==== Material for this task ====
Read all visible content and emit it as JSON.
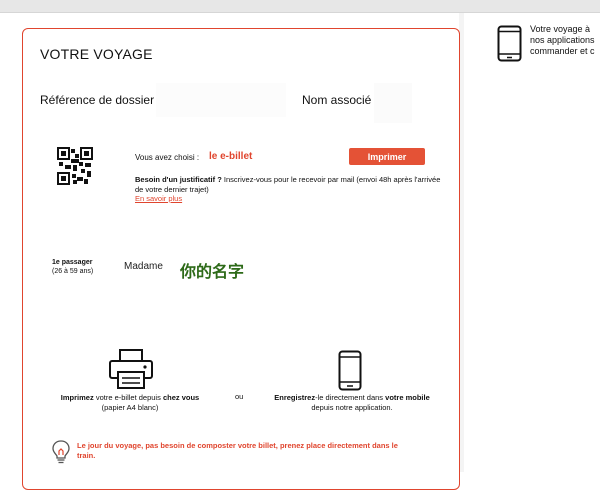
{
  "voyage": {
    "title": "VOTRE VOYAGE",
    "reference_label": "Référence de dossier :",
    "nom_label": "Nom associé :"
  },
  "ticket": {
    "chosen_prefix": "Vous avez choisi :",
    "chosen_value": "le e-billet",
    "print_button": "Imprimer",
    "justif_bold": "Besoin d'un justificatif ?",
    "justif_text": " Inscrivez-vous pour le recevoir par mail (envoi 48h après l'arrivée de votre dernier trajet)",
    "learn_more": "En savoir plus"
  },
  "passenger": {
    "label": "1e passager",
    "age": "(26 à 59 ans)",
    "civility": "Madame",
    "name": "你的名字"
  },
  "options": {
    "print_bold": "Imprimez",
    "print_mid": " votre e-billet depuis ",
    "print_bold2": "chez vous",
    "print_sub": "(papier A4 blanc)",
    "or": "ou",
    "save_bold": "Enregistrez",
    "save_mid": "-le directement dans ",
    "save_bold2": "votre mobile",
    "save_sub": "depuis notre application."
  },
  "tip": {
    "text": "Le jour du voyage, pas besoin de composter votre billet, prenez place directement dans le train."
  },
  "side": {
    "line1": "Votre voyage à",
    "line2": "nos applications",
    "line3": "commander et c"
  },
  "colors": {
    "accent": "#e0452e",
    "button": "#e45236",
    "name": "#2d6a18"
  },
  "icons": [
    "qr-code-icon",
    "printer-icon",
    "mobile-phone-icon",
    "lightbulb-icon"
  ]
}
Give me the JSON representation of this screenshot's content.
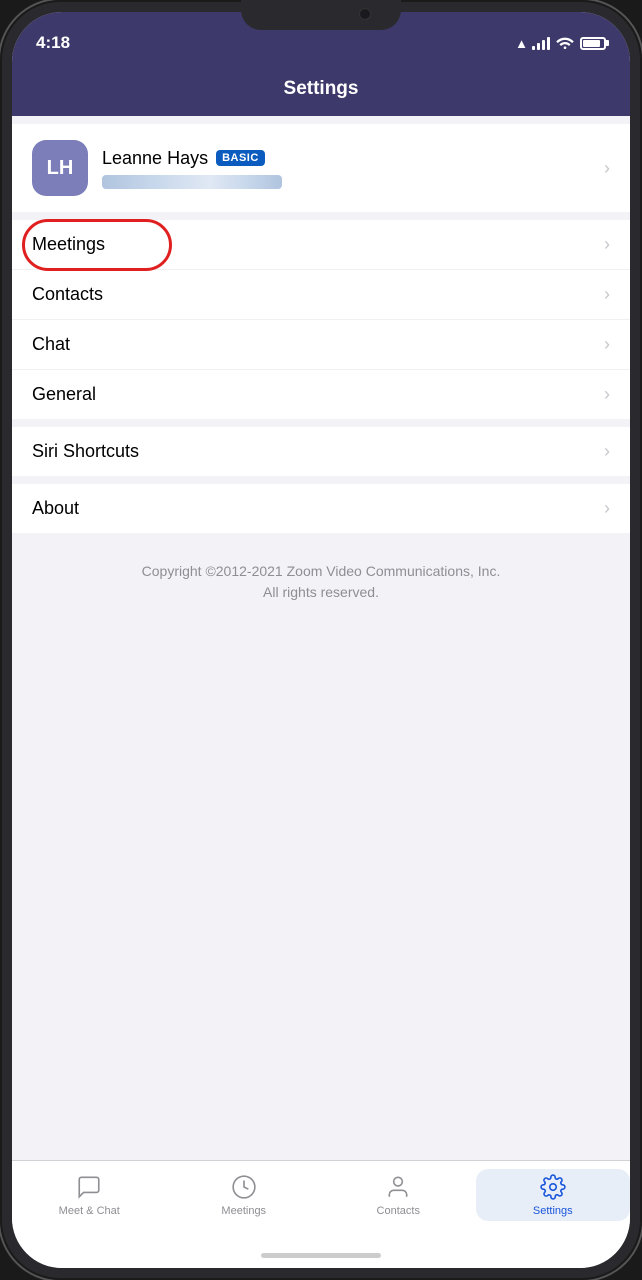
{
  "statusBar": {
    "time": "4:18",
    "locationArrow": "▶"
  },
  "header": {
    "title": "Settings"
  },
  "profile": {
    "initials": "LH",
    "name": "Leanne Hays",
    "badge": "BASIC"
  },
  "menuSections": [
    {
      "items": [
        {
          "id": "meetings",
          "label": "Meetings",
          "highlighted": true
        },
        {
          "id": "contacts",
          "label": "Contacts",
          "highlighted": false
        },
        {
          "id": "chat",
          "label": "Chat",
          "highlighted": false
        },
        {
          "id": "general",
          "label": "General",
          "highlighted": false
        }
      ]
    },
    {
      "items": [
        {
          "id": "siri-shortcuts",
          "label": "Siri Shortcuts",
          "highlighted": false
        }
      ]
    },
    {
      "items": [
        {
          "id": "about",
          "label": "About",
          "highlighted": false
        }
      ]
    }
  ],
  "copyright": "Copyright ©2012-2021 Zoom Video Communications, Inc.\nAll rights reserved.",
  "tabBar": {
    "tabs": [
      {
        "id": "meet-chat",
        "label": "Meet & Chat",
        "active": false
      },
      {
        "id": "meetings",
        "label": "Meetings",
        "active": false
      },
      {
        "id": "contacts",
        "label": "Contacts",
        "active": false
      },
      {
        "id": "settings",
        "label": "Settings",
        "active": true
      }
    ]
  }
}
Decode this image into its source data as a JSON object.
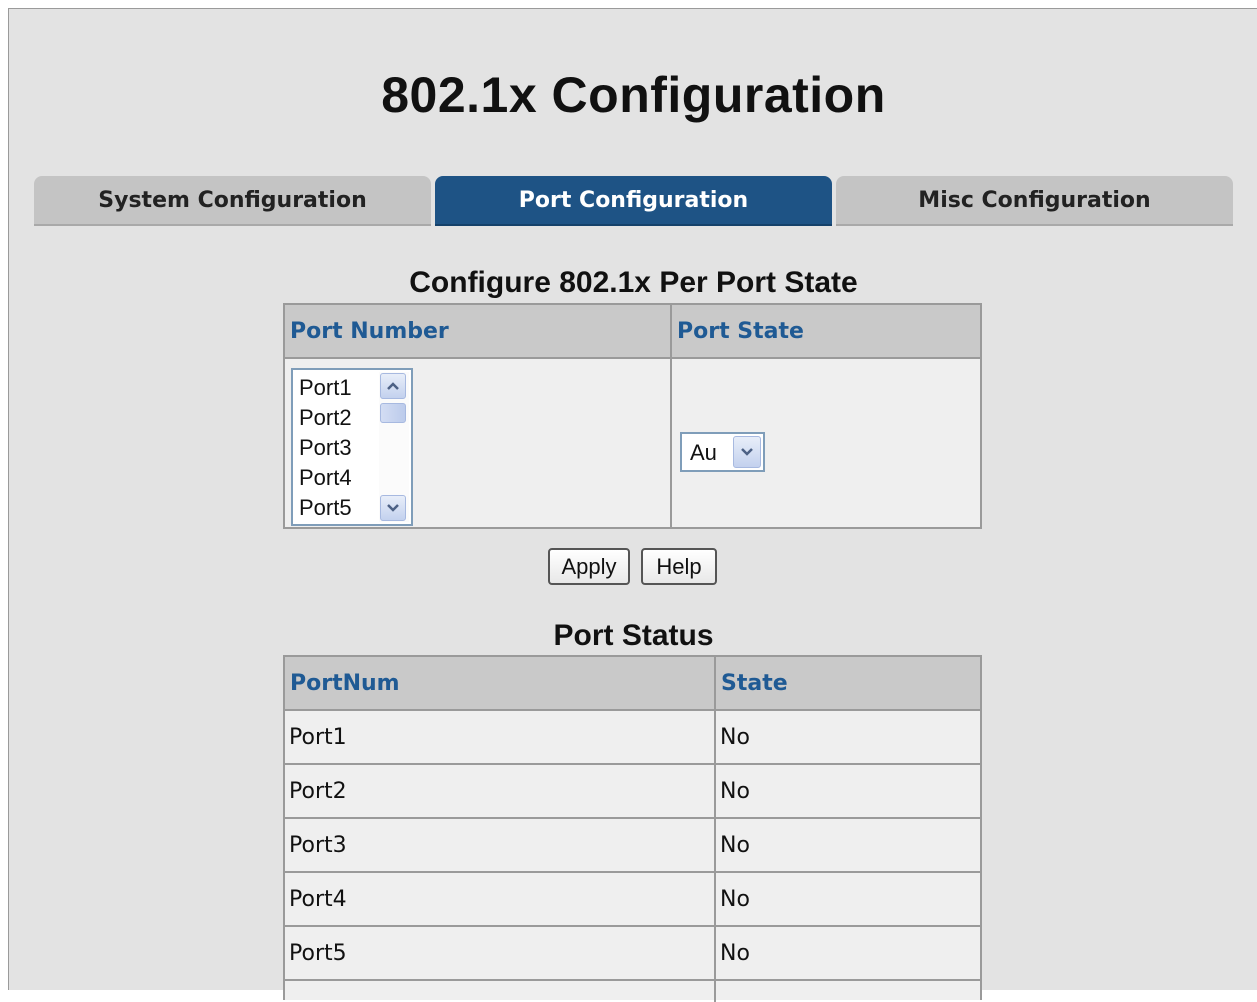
====
Aim: Count how many lines contain "depuis" and give only that count.

The response: 2